[Records from a data collection]
━━━━

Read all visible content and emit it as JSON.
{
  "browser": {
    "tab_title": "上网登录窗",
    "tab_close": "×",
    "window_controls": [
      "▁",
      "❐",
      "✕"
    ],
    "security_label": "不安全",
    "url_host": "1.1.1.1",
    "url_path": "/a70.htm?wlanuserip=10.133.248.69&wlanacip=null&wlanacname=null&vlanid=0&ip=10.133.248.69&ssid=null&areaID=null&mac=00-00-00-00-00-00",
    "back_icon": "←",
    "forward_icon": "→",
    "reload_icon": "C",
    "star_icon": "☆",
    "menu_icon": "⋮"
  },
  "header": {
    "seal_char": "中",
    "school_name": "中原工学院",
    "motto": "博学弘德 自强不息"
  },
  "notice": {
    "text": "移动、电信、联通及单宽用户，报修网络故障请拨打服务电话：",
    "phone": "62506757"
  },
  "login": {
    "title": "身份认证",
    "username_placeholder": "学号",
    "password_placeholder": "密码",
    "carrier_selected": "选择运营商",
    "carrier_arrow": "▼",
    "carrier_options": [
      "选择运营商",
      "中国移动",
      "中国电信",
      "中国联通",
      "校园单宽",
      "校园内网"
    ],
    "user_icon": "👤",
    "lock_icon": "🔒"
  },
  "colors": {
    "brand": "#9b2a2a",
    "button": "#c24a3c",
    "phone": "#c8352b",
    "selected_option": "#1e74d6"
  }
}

━━━━

*Problem details*:
Write out the records above again, keeping each one identical to the original.

*Exercise result*:
Read all visible content and emit it as JSON.
{
  "browser": {
    "tab_title": "上网登录窗",
    "tab_close": "×",
    "window_controls": [
      "▁",
      "❐",
      "✕"
    ],
    "security_label": "不安全",
    "url_host": "1.1.1.1",
    "url_path": "/a70.htm?wlanuserip=10.133.248.69&wlanacip=null&wlanacname=null&vlanid=0&ip=10.133.248.69&ssid=null&areaID=null&mac=00-00-00-00-00-00",
    "back_icon": "←",
    "forward_icon": "→",
    "reload_icon": "C",
    "star_icon": "☆",
    "menu_icon": "⋮"
  },
  "header": {
    "seal_char": "中",
    "school_name": "中原工学院",
    "motto": "博学弘德 自强不息"
  },
  "notice": {
    "text": "移动、电信、联通及单宽用户，报修网络故障请拨打服务电话：",
    "phone": "62506757"
  },
  "login": {
    "title": "身份认证",
    "username_placeholder": "学号",
    "password_placeholder": "密码",
    "carrier_selected": "选择运营商",
    "carrier_arrow": "▼",
    "carrier_options": [
      "选择运营商",
      "中国移动",
      "中国电信",
      "中国联通",
      "校园单宽",
      "校园内网"
    ],
    "user_icon": "👤",
    "lock_icon": "🔒"
  },
  "colors": {
    "brand": "#9b2a2a",
    "button": "#c24a3c",
    "phone": "#c8352b",
    "selected_option": "#1e74d6"
  }
}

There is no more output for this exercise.